[Objective] Reproduce every line of the entries below with no changes at all.

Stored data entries
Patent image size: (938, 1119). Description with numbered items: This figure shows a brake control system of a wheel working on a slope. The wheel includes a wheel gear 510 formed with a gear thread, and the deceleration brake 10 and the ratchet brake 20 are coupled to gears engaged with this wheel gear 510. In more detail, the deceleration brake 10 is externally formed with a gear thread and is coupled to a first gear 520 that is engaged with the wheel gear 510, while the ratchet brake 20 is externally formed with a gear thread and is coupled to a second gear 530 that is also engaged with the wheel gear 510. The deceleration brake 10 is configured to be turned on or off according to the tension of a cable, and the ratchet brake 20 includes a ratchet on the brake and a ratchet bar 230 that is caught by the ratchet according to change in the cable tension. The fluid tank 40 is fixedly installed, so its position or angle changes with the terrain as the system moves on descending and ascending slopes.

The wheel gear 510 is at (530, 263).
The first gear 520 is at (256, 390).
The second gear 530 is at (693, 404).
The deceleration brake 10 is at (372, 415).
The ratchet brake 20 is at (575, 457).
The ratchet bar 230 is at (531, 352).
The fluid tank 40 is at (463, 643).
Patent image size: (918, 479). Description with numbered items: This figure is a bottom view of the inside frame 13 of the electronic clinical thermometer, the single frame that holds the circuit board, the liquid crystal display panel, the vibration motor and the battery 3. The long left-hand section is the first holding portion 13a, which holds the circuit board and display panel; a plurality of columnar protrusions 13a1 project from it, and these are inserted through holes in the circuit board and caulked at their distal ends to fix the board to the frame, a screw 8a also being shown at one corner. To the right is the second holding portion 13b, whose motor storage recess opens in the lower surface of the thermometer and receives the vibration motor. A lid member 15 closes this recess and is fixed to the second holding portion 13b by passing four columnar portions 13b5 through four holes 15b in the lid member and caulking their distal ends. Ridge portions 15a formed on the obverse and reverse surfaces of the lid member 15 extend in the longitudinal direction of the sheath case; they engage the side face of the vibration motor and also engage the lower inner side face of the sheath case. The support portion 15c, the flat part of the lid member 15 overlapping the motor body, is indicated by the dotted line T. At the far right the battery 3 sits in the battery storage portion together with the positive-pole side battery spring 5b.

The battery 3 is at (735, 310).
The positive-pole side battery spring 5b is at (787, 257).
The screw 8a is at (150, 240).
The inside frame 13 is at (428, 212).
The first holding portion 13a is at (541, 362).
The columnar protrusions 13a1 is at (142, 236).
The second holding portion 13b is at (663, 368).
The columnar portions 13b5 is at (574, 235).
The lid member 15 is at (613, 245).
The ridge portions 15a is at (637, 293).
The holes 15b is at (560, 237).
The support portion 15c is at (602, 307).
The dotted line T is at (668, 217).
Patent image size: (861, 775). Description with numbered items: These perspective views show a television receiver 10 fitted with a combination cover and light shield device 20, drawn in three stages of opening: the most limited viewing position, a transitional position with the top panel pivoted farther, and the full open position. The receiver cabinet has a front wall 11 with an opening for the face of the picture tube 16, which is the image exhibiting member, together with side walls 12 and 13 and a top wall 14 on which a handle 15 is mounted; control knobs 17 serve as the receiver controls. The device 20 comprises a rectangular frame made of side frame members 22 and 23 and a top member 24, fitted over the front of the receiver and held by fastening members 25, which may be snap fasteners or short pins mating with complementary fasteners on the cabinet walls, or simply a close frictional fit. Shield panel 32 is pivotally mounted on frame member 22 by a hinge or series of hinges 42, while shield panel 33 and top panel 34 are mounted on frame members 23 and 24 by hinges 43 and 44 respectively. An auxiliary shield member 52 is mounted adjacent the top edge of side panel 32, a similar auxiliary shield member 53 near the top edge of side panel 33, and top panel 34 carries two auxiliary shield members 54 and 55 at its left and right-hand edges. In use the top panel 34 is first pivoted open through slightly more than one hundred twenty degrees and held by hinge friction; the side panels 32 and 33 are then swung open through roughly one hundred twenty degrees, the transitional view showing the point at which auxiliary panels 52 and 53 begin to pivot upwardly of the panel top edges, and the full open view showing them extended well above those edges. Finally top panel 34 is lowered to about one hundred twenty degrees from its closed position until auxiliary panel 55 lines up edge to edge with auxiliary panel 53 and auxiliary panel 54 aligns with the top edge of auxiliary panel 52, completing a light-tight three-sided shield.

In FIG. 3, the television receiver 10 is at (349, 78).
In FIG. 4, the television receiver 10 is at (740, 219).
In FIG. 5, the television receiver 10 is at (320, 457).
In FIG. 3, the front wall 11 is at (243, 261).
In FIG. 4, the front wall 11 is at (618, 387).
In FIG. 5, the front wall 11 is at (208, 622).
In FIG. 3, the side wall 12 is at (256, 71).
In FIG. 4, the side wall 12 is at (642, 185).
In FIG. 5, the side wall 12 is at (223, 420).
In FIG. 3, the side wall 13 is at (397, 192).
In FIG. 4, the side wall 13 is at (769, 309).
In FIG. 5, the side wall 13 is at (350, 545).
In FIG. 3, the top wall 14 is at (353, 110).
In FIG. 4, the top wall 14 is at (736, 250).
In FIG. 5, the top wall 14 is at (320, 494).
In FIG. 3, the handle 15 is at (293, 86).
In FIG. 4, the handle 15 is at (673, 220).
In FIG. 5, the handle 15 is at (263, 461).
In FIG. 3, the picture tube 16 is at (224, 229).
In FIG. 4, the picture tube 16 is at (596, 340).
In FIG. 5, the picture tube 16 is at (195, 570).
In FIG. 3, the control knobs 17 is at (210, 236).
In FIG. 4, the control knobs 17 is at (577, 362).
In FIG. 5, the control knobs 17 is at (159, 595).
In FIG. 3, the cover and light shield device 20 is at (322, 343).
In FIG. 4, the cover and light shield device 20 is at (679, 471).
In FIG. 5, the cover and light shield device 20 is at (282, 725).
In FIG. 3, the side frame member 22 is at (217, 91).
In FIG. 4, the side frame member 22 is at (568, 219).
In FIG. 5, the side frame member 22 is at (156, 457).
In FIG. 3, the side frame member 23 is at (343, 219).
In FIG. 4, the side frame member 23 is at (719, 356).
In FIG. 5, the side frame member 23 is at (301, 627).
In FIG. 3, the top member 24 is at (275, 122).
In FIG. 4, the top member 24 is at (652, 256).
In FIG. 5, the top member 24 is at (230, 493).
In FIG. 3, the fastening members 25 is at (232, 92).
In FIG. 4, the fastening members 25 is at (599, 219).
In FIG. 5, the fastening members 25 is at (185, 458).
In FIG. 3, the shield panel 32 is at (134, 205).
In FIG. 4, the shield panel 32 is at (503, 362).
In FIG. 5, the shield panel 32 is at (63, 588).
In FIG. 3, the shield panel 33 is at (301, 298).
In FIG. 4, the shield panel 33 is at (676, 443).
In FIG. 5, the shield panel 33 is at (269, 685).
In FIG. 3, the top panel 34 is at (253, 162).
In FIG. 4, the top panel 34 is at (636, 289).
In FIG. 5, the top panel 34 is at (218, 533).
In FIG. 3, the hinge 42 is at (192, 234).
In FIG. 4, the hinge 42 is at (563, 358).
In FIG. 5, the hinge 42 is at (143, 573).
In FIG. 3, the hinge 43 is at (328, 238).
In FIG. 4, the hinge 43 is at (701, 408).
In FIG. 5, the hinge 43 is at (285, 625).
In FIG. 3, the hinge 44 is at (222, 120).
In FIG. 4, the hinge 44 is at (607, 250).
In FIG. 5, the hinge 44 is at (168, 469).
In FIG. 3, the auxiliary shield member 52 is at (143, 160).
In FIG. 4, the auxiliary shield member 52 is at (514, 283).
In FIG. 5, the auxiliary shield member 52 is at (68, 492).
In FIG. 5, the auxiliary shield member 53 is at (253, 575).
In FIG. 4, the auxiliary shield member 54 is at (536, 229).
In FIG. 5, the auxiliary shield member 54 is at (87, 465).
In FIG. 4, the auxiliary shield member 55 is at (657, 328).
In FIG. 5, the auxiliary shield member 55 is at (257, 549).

[Result below]
Patent image size: (938, 1119). Description with numbered items: This figure shows a brake control system of a wheel working on a slope. The wheel includes a wheel gear 510 formed with a gear thread, and the deceleration brake 10 and the ratchet brake 20 are coupled to gears engaged with this wheel gear 510. In more detail, the deceleration brake 10 is externally formed with a gear thread and is coupled to a first gear 520 that is engaged with the wheel gear 510, while the ratchet brake 20 is externally formed with a gear thread and is coupled to a second gear 530 that is also engaged with the wheel gear 510. The deceleration brake 10 is configured to be turned on or off according to the tension of a cable, and the ratchet brake 20 includes a ratchet on the brake and a ratchet bar 230 that is caught by the ratchet according to change in the cable tension. The fluid tank 40 is fixedly installed, so its position or angle changes with the terrain as the system moves on descending and ascending slopes.

The wheel gear 510 is at (530, 263).
The first gear 520 is at (256, 390).
The second gear 530 is at (693, 404).
The deceleration brake 10 is at (372, 415).
The ratchet brake 20 is at (575, 457).
The ratchet bar 230 is at (531, 352).
The fluid tank 40 is at (463, 643).
Patent image size: (918, 479). Description with numbered items: This figure is a bottom view of the inside frame 13 of the electronic clinical thermometer, the single frame that holds the circuit board, the liquid crystal display panel, the vibration motor and the battery 3. The long left-hand section is the first holding portion 13a, which holds the circuit board and display panel; a plurality of columnar protrusions 13a1 project from it, and these are inserted through holes in the circuit board and caulked at their distal ends to fix the board to the frame, a screw 8a also being shown at one corner. To the right is the second holding portion 13b, whose motor storage recess opens in the lower surface of the thermometer and receives the vibration motor. A lid member 15 closes this recess and is fixed to the second holding portion 13b by passing four columnar portions 13b5 through four holes 15b in the lid member and caulking their distal ends. Ridge portions 15a formed on the obverse and reverse surfaces of the lid member 15 extend in the longitudinal direction of the sheath case; they engage the side face of the vibration motor and also engage the lower inner side face of the sheath case. The support portion 15c, the flat part of the lid member 15 overlapping the motor body, is indicated by the dotted line T. At the far right the battery 3 sits in the battery storage portion together with the positive-pole side battery spring 5b.

The battery 3 is at (735, 310).
The positive-pole side battery spring 5b is at (787, 257).
The screw 8a is at (150, 240).
The inside frame 13 is at (428, 212).
The first holding portion 13a is at (541, 362).
The columnar protrusions 13a1 is at (142, 236).
The second holding portion 13b is at (663, 368).
The columnar portions 13b5 is at (574, 235).
The lid member 15 is at (613, 245).
The ridge portions 15a is at (637, 293).
The holes 15b is at (560, 237).
The support portion 15c is at (602, 307).
The dotted line T is at (668, 217).
Patent image size: (861, 775). Description with numbered items: These perspective views show a television receiver 10 fitted with a combination cover and light shield device 20, drawn in three stages of opening: the most limited viewing position, a transitional position with the top panel pivoted farther, and the full open position. The receiver cabinet has a front wall 11 with an opening for the face of the picture tube 16, which is the image exhibiting member, together with side walls 12 and 13 and a top wall 14 on which a handle 15 is mounted; control knobs 17 serve as the receiver controls. The device 20 comprises a rectangular frame made of side frame members 22 and 23 and a top member 24, fitted over the front of the receiver and held by fastening members 25, which may be snap fasteners or short pins mating with complementary fasteners on the cabinet walls, or simply a close frictional fit. Shield panel 32 is pivotally mounted on frame member 22 by a hinge or series of hinges 42, while shield panel 33 and top panel 34 are mounted on frame members 23 and 24 by hinges 43 and 44 respectively. An auxiliary shield member 52 is mounted adjacent the top edge of side panel 32, a similar auxiliary shield member 53 near the top edge of side panel 33, and top panel 34 carries two auxiliary shield members 54 and 55 at its left and right-hand edges. In use the top panel 34 is first pivoted open through slightly more than one hundred twenty degrees and held by hinge friction; the side panels 32 and 33 are then swung open through roughly one hundred twenty degrees, the transitional view showing the point at which auxiliary panels 52 and 53 begin to pivot upwardly of the panel top edges, and the full open view showing them extended well above those edges. Finally top panel 34 is lowered to about one hundred twenty degrees from its closed position until auxiliary panel 55 lines up edge to edge with auxiliary panel 53 and auxiliary panel 54 aligns with the top edge of auxiliary panel 52, completing a light-tight three-sided shield.

In FIG. 3, the television receiver 10 is at (349, 78).
In FIG. 4, the television receiver 10 is at (740, 219).
In FIG. 5, the television receiver 10 is at (320, 457).
In FIG. 3, the front wall 11 is at (243, 261).
In FIG. 4, the front wall 11 is at (618, 387).
In FIG. 5, the front wall 11 is at (208, 622).
In FIG. 3, the side wall 12 is at (256, 71).
In FIG. 4, the side wall 12 is at (642, 185).
In FIG. 5, the side wall 12 is at (223, 420).
In FIG. 3, the side wall 13 is at (397, 192).
In FIG. 4, the side wall 13 is at (769, 309).
In FIG. 5, the side wall 13 is at (350, 545).
In FIG. 3, the top wall 14 is at (353, 110).
In FIG. 4, the top wall 14 is at (736, 250).
In FIG. 5, the top wall 14 is at (320, 494).
In FIG. 3, the handle 15 is at (293, 86).
In FIG. 4, the handle 15 is at (673, 220).
In FIG. 5, the handle 15 is at (263, 461).
In FIG. 3, the picture tube 16 is at (224, 229).
In FIG. 4, the picture tube 16 is at (596, 340).
In FIG. 5, the picture tube 16 is at (195, 570).
In FIG. 3, the control knobs 17 is at (210, 236).
In FIG. 4, the control knobs 17 is at (577, 362).
In FIG. 5, the control knobs 17 is at (159, 595).
In FIG. 3, the cover and light shield device 20 is at (322, 343).
In FIG. 4, the cover and light shield device 20 is at (679, 471).
In FIG. 5, the cover and light shield device 20 is at (282, 725).
In FIG. 3, the side frame member 22 is at (217, 91).
In FIG. 4, the side frame member 22 is at (568, 219).
In FIG. 5, the side frame member 22 is at (156, 457).
In FIG. 3, the side frame member 23 is at (343, 219).
In FIG. 4, the side frame member 23 is at (719, 356).
In FIG. 5, the side frame member 23 is at (301, 627).
In FIG. 3, the top member 24 is at (275, 122).
In FIG. 4, the top member 24 is at (652, 256).
In FIG. 5, the top member 24 is at (230, 493).
In FIG. 3, the fastening members 25 is at (232, 92).
In FIG. 4, the fastening members 25 is at (599, 219).
In FIG. 5, the fastening members 25 is at (185, 458).
In FIG. 3, the shield panel 32 is at (134, 205).
In FIG. 4, the shield panel 32 is at (503, 362).
In FIG. 5, the shield panel 32 is at (63, 588).
In FIG. 3, the shield panel 33 is at (301, 298).
In FIG. 4, the shield panel 33 is at (676, 443).
In FIG. 5, the shield panel 33 is at (269, 685).
In FIG. 3, the top panel 34 is at (253, 162).
In FIG. 4, the top panel 34 is at (636, 289).
In FIG. 5, the top panel 34 is at (218, 533).
In FIG. 3, the hinge 42 is at (192, 234).
In FIG. 4, the hinge 42 is at (563, 358).
In FIG. 5, the hinge 42 is at (143, 573).
In FIG. 3, the hinge 43 is at (328, 238).
In FIG. 4, the hinge 43 is at (701, 408).
In FIG. 5, the hinge 43 is at (285, 625).
In FIG. 3, the hinge 44 is at (222, 120).
In FIG. 4, the hinge 44 is at (607, 250).
In FIG. 5, the hinge 44 is at (168, 469).
In FIG. 3, the auxiliary shield member 52 is at (143, 160).
In FIG. 4, the auxiliary shield member 52 is at (514, 283).
In FIG. 5, the auxiliary shield member 52 is at (68, 492).
In FIG. 5, the auxiliary shield member 53 is at (253, 575).
In FIG. 4, the auxiliary shield member 54 is at (536, 229).
In FIG. 5, the auxiliary shield member 54 is at (87, 465).
In FIG. 4, the auxiliary shield member 55 is at (657, 328).
In FIG. 5, the auxiliary shield member 55 is at (257, 549).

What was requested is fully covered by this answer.